*** PROVIDED INFORMATION ***

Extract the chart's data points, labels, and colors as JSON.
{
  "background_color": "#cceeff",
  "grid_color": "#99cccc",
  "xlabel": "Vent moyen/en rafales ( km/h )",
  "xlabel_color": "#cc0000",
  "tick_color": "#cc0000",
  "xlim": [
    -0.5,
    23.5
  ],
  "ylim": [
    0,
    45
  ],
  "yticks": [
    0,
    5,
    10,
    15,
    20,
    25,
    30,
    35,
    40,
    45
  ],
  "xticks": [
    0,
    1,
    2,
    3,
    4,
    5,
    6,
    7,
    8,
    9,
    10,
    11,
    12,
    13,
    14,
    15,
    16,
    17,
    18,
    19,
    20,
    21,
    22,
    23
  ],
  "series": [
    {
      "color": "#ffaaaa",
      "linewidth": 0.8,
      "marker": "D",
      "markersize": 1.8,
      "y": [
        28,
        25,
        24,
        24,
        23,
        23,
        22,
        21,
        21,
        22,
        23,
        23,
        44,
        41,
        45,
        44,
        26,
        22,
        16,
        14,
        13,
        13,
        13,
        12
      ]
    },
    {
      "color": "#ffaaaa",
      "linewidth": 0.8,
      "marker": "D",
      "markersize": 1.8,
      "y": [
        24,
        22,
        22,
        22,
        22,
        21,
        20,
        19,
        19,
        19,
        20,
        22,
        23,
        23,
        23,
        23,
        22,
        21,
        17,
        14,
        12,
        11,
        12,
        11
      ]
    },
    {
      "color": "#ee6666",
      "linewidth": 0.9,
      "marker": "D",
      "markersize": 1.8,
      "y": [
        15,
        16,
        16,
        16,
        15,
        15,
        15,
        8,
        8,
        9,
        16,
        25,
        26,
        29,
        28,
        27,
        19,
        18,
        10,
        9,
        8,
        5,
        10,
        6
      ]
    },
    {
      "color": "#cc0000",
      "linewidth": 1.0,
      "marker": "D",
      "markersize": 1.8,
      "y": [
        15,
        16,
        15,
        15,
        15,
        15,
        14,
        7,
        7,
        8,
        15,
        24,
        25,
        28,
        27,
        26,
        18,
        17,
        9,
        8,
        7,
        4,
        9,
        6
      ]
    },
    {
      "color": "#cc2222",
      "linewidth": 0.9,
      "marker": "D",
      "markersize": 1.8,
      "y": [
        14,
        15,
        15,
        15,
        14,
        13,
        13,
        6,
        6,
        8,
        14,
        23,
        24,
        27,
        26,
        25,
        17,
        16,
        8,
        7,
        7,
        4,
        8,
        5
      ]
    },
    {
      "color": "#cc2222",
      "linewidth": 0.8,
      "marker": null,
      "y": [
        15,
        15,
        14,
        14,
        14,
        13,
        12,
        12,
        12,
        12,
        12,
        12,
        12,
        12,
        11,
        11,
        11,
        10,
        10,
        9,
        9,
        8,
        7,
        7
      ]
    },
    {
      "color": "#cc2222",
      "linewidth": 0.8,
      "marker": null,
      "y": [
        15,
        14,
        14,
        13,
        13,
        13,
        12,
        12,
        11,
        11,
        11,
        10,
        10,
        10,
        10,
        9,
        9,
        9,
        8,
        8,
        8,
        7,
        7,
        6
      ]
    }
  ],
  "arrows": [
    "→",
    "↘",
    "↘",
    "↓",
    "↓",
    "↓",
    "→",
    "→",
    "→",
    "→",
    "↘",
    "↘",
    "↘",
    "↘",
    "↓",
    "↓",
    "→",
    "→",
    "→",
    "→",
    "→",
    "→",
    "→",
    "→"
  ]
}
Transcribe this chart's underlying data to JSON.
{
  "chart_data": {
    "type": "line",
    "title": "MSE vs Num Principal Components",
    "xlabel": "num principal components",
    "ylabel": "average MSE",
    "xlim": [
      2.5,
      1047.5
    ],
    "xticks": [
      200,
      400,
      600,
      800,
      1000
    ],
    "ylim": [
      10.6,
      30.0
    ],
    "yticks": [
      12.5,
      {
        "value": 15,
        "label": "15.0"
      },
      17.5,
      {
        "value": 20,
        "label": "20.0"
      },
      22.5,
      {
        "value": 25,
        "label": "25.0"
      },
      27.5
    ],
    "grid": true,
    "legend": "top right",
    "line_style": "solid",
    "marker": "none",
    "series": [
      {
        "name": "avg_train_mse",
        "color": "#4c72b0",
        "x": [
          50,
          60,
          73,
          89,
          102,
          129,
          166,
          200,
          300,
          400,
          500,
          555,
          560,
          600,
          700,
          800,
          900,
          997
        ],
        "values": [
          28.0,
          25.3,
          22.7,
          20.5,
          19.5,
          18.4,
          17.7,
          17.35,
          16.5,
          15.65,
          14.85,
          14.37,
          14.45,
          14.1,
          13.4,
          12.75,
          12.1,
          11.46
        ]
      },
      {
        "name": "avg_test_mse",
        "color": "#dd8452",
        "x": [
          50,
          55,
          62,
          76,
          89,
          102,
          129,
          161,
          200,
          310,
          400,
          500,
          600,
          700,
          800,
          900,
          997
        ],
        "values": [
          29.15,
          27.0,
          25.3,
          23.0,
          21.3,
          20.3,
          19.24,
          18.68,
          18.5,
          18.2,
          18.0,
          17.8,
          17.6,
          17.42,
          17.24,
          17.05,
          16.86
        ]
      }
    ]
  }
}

***

WORK TO COMPLETE ::
From the first line to the last, retype the data exactly.

COMPLETED TASK ::
Extract the chart's data points, labels, and colors as JSON.
{
  "background_color": "#cceeff",
  "grid_color": "#99cccc",
  "xlabel": "Vent moyen/en rafales ( km/h )",
  "xlabel_color": "#cc0000",
  "tick_color": "#cc0000",
  "xlim": [
    -0.5,
    23.5
  ],
  "ylim": [
    0,
    45
  ],
  "yticks": [
    0,
    5,
    10,
    15,
    20,
    25,
    30,
    35,
    40,
    45
  ],
  "xticks": [
    0,
    1,
    2,
    3,
    4,
    5,
    6,
    7,
    8,
    9,
    10,
    11,
    12,
    13,
    14,
    15,
    16,
    17,
    18,
    19,
    20,
    21,
    22,
    23
  ],
  "series": [
    {
      "color": "#ffaaaa",
      "linewidth": 0.8,
      "marker": "D",
      "markersize": 1.8,
      "y": [
        28,
        25,
        24,
        24,
        23,
        23,
        22,
        21,
        21,
        22,
        23,
        23,
        44,
        41,
        45,
        44,
        26,
        22,
        16,
        14,
        13,
        13,
        13,
        12
      ]
    },
    {
      "color": "#ffaaaa",
      "linewidth": 0.8,
      "marker": "D",
      "markersize": 1.8,
      "y": [
        24,
        22,
        22,
        22,
        22,
        21,
        20,
        19,
        19,
        19,
        20,
        22,
        23,
        23,
        23,
        23,
        22,
        21,
        17,
        14,
        12,
        11,
        12,
        11
      ]
    },
    {
      "color": "#ee6666",
      "linewidth": 0.9,
      "marker": "D",
      "markersize": 1.8,
      "y": [
        15,
        16,
        16,
        16,
        15,
        15,
        15,
        8,
        8,
        9,
        16,
        25,
        26,
        29,
        28,
        27,
        19,
        18,
        10,
        9,
        8,
        5,
        10,
        6
      ]
    },
    {
      "color": "#cc0000",
      "linewidth": 1.0,
      "marker": "D",
      "markersize": 1.8,
      "y": [
        15,
        16,
        15,
        15,
        15,
        15,
        14,
        7,
        7,
        8,
        15,
        24,
        25,
        28,
        27,
        26,
        18,
        17,
        9,
        8,
        7,
        4,
        9,
        6
      ]
    },
    {
      "color": "#cc2222",
      "linewidth": 0.9,
      "marker": "D",
      "markersize": 1.8,
      "y": [
        14,
        15,
        15,
        15,
        14,
        13,
        13,
        6,
        6,
        8,
        14,
        23,
        24,
        27,
        26,
        25,
        17,
        16,
        8,
        7,
        7,
        4,
        8,
        5
      ]
    },
    {
      "color": "#cc2222",
      "linewidth": 0.8,
      "marker": null,
      "y": [
        15,
        15,
        14,
        14,
        14,
        13,
        12,
        12,
        12,
        12,
        12,
        12,
        12,
        12,
        11,
        11,
        11,
        10,
        10,
        9,
        9,
        8,
        7,
        7
      ]
    },
    {
      "color": "#cc2222",
      "linewidth": 0.8,
      "marker": null,
      "y": [
        15,
        14,
        14,
        13,
        13,
        13,
        12,
        12,
        11,
        11,
        11,
        10,
        10,
        10,
        10,
        9,
        9,
        9,
        8,
        8,
        8,
        7,
        7,
        6
      ]
    }
  ],
  "arrows": [
    "→",
    "↘",
    "↘",
    "↓",
    "↓",
    "↓",
    "→",
    "→",
    "→",
    "→",
    "↘",
    "↘",
    "↘",
    "↘",
    "↓",
    "↓",
    "→",
    "→",
    "→",
    "→",
    "→",
    "→",
    "→",
    "→"
  ]
}
Transcribe this chart's underlying data to JSON.
{
  "chart_data": {
    "type": "line",
    "title": "MSE vs Num Principal Components",
    "xlabel": "num principal components",
    "ylabel": "average MSE",
    "xlim": [
      2.5,
      1047.5
    ],
    "xticks": [
      200,
      400,
      600,
      800,
      1000
    ],
    "ylim": [
      10.6,
      30.0
    ],
    "yticks": [
      12.5,
      {
        "value": 15,
        "label": "15.0"
      },
      17.5,
      {
        "value": 20,
        "label": "20.0"
      },
      22.5,
      {
        "value": 25,
        "label": "25.0"
      },
      27.5
    ],
    "grid": true,
    "legend": "top right",
    "line_style": "solid",
    "marker": "none",
    "series": [
      {
        "name": "avg_train_mse",
        "color": "#4c72b0",
        "x": [
          50,
          60,
          73,
          89,
          102,
          129,
          166,
          200,
          300,
          400,
          500,
          555,
          560,
          600,
          700,
          800,
          900,
          997
        ],
        "values": [
          28.0,
          25.3,
          22.7,
          20.5,
          19.5,
          18.4,
          17.7,
          17.35,
          16.5,
          15.65,
          14.85,
          14.37,
          14.45,
          14.1,
          13.4,
          12.75,
          12.1,
          11.46
        ]
      },
      {
        "name": "avg_test_mse",
        "color": "#dd8452",
        "x": [
          50,
          55,
          62,
          76,
          89,
          102,
          129,
          161,
          200,
          310,
          400,
          500,
          600,
          700,
          800,
          900,
          997
        ],
        "values": [
          29.15,
          27.0,
          25.3,
          23.0,
          21.3,
          20.3,
          19.24,
          18.68,
          18.5,
          18.2,
          18.0,
          17.8,
          17.6,
          17.42,
          17.24,
          17.05,
          16.86
        ]
      }
    ]
  }
}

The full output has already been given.